Copy every record below, exactly as written.

---------- DATASET EXCERPTS

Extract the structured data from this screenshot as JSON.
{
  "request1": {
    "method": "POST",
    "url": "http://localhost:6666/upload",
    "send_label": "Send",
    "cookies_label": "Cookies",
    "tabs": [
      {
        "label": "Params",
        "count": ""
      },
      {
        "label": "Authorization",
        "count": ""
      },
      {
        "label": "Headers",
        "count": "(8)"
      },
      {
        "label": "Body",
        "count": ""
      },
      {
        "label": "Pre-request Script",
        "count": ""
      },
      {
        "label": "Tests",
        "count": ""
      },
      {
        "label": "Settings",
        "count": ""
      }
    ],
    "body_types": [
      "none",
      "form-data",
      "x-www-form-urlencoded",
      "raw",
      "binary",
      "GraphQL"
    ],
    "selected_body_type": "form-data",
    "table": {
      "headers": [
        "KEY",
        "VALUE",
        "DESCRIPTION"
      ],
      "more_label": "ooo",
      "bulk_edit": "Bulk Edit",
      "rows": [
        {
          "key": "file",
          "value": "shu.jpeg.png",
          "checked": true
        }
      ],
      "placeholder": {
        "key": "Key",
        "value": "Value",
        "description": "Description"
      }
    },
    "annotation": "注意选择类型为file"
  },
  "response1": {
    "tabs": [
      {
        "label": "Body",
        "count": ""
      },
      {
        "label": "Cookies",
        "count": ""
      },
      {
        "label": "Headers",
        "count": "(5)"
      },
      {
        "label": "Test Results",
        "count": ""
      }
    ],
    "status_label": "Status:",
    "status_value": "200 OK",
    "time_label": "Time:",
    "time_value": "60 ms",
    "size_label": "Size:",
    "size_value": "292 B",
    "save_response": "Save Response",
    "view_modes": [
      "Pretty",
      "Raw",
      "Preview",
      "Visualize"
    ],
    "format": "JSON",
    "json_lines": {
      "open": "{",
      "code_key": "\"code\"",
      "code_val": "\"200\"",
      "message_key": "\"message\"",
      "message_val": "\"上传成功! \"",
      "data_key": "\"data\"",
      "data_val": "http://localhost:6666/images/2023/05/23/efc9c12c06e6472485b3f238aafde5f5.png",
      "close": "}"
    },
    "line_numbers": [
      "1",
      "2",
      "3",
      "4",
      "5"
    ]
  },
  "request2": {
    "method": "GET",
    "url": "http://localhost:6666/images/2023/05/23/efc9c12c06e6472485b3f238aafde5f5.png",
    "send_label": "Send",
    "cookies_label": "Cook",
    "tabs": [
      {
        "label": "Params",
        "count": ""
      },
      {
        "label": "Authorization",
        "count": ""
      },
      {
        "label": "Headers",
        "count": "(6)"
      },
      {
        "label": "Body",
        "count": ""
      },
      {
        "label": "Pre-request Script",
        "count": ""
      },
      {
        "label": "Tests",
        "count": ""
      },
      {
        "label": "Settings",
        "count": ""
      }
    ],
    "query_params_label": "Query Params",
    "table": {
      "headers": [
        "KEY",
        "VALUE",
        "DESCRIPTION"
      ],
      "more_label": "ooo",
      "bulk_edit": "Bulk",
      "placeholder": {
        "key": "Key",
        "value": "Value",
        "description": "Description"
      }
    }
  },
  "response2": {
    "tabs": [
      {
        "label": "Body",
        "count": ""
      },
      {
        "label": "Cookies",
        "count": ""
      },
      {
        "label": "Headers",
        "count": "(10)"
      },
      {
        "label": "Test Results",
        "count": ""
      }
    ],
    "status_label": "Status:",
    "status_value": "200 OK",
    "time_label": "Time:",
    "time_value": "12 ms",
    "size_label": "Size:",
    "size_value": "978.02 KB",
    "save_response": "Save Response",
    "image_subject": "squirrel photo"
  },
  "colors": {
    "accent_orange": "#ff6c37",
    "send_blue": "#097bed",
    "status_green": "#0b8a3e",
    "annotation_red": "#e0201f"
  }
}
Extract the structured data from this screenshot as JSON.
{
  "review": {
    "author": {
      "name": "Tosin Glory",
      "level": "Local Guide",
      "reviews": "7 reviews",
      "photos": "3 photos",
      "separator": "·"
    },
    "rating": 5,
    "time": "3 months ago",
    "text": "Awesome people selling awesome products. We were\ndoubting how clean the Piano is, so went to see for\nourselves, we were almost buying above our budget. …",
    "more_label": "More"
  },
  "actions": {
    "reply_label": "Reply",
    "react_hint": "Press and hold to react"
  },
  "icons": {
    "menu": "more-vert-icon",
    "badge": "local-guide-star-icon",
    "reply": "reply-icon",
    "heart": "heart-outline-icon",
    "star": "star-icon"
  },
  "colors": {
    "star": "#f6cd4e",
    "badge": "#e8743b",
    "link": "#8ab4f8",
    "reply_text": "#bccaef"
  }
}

--------------------

> [SOLVED PROBLEM]:
Extract the structured data from this screenshot as JSON.
{
  "request1": {
    "method": "POST",
    "url": "http://localhost:6666/upload",
    "send_label": "Send",
    "cookies_label": "Cookies",
    "tabs": [
      {
        "label": "Params",
        "count": ""
      },
      {
        "label": "Authorization",
        "count": ""
      },
      {
        "label": "Headers",
        "count": "(8)"
      },
      {
        "label": "Body",
        "count": ""
      },
      {
        "label": "Pre-request Script",
        "count": ""
      },
      {
        "label": "Tests",
        "count": ""
      },
      {
        "label": "Settings",
        "count": ""
      }
    ],
    "body_types": [
      "none",
      "form-data",
      "x-www-form-urlencoded",
      "raw",
      "binary",
      "GraphQL"
    ],
    "selected_body_type": "form-data",
    "table": {
      "headers": [
        "KEY",
        "VALUE",
        "DESCRIPTION"
      ],
      "more_label": "ooo",
      "bulk_edit": "Bulk Edit",
      "rows": [
        {
          "key": "file",
          "value": "shu.jpeg.png",
          "checked": true
        }
      ],
      "placeholder": {
        "key": "Key",
        "value": "Value",
        "description": "Description"
      }
    },
    "annotation": "注意选择类型为file"
  },
  "response1": {
    "tabs": [
      {
        "label": "Body",
        "count": ""
      },
      {
        "label": "Cookies",
        "count": ""
      },
      {
        "label": "Headers",
        "count": "(5)"
      },
      {
        "label": "Test Results",
        "count": ""
      }
    ],
    "status_label": "Status:",
    "status_value": "200 OK",
    "time_label": "Time:",
    "time_value": "60 ms",
    "size_label": "Size:",
    "size_value": "292 B",
    "save_response": "Save Response",
    "view_modes": [
      "Pretty",
      "Raw",
      "Preview",
      "Visualize"
    ],
    "format": "JSON",
    "json_lines": {
      "open": "{",
      "code_key": "\"code\"",
      "code_val": "\"200\"",
      "message_key": "\"message\"",
      "message_val": "\"上传成功! \"",
      "data_key": "\"data\"",
      "data_val": "http://localhost:6666/images/2023/05/23/efc9c12c06e6472485b3f238aafde5f5.png",
      "close": "}"
    },
    "line_numbers": [
      "1",
      "2",
      "3",
      "4",
      "5"
    ]
  },
  "request2": {
    "method": "GET",
    "url": "http://localhost:6666/images/2023/05/23/efc9c12c06e6472485b3f238aafde5f5.png",
    "send_label": "Send",
    "cookies_label": "Cook",
    "tabs": [
      {
        "label": "Params",
        "count": ""
      },
      {
        "label": "Authorization",
        "count": ""
      },
      {
        "label": "Headers",
        "count": "(6)"
      },
      {
        "label": "Body",
        "count": ""
      },
      {
        "label": "Pre-request Script",
        "count": ""
      },
      {
        "label": "Tests",
        "count": ""
      },
      {
        "label": "Settings",
        "count": ""
      }
    ],
    "query_params_label": "Query Params",
    "table": {
      "headers": [
        "KEY",
        "VALUE",
        "DESCRIPTION"
      ],
      "more_label": "ooo",
      "bulk_edit": "Bulk",
      "placeholder": {
        "key": "Key",
        "value": "Value",
        "description": "Description"
      }
    }
  },
  "response2": {
    "tabs": [
      {
        "label": "Body",
        "count": ""
      },
      {
        "label": "Cookies",
        "count": ""
      },
      {
        "label": "Headers",
        "count": "(10)"
      },
      {
        "label": "Test Results",
        "count": ""
      }
    ],
    "status_label": "Status:",
    "status_value": "200 OK",
    "time_label": "Time:",
    "time_value": "12 ms",
    "size_label": "Size:",
    "size_value": "978.02 KB",
    "save_response": "Save Response",
    "image_subject": "squirrel photo"
  },
  "colors": {
    "accent_orange": "#ff6c37",
    "send_blue": "#097bed",
    "status_green": "#0b8a3e",
    "annotation_red": "#e0201f"
  }
}
Extract the structured data from this screenshot as JSON.
{
  "review": {
    "author": {
      "name": "Tosin Glory",
      "level": "Local Guide",
      "reviews": "7 reviews",
      "photos": "3 photos",
      "separator": "·"
    },
    "rating": 5,
    "time": "3 months ago",
    "text": "Awesome people selling awesome products. We were\ndoubting how clean the Piano is, so went to see for\nourselves, we were almost buying above our budget. …",
    "more_label": "More"
  },
  "actions": {
    "reply_label": "Reply",
    "react_hint": "Press and hold to react"
  },
  "icons": {
    "menu": "more-vert-icon",
    "badge": "local-guide-star-icon",
    "reply": "reply-icon",
    "heart": "heart-outline-icon",
    "star": "star-icon"
  },
  "colors": {
    "star": "#f6cd4e",
    "badge": "#e8743b",
    "link": "#8ab4f8",
    "reply_text": "#bccaef"
  }
}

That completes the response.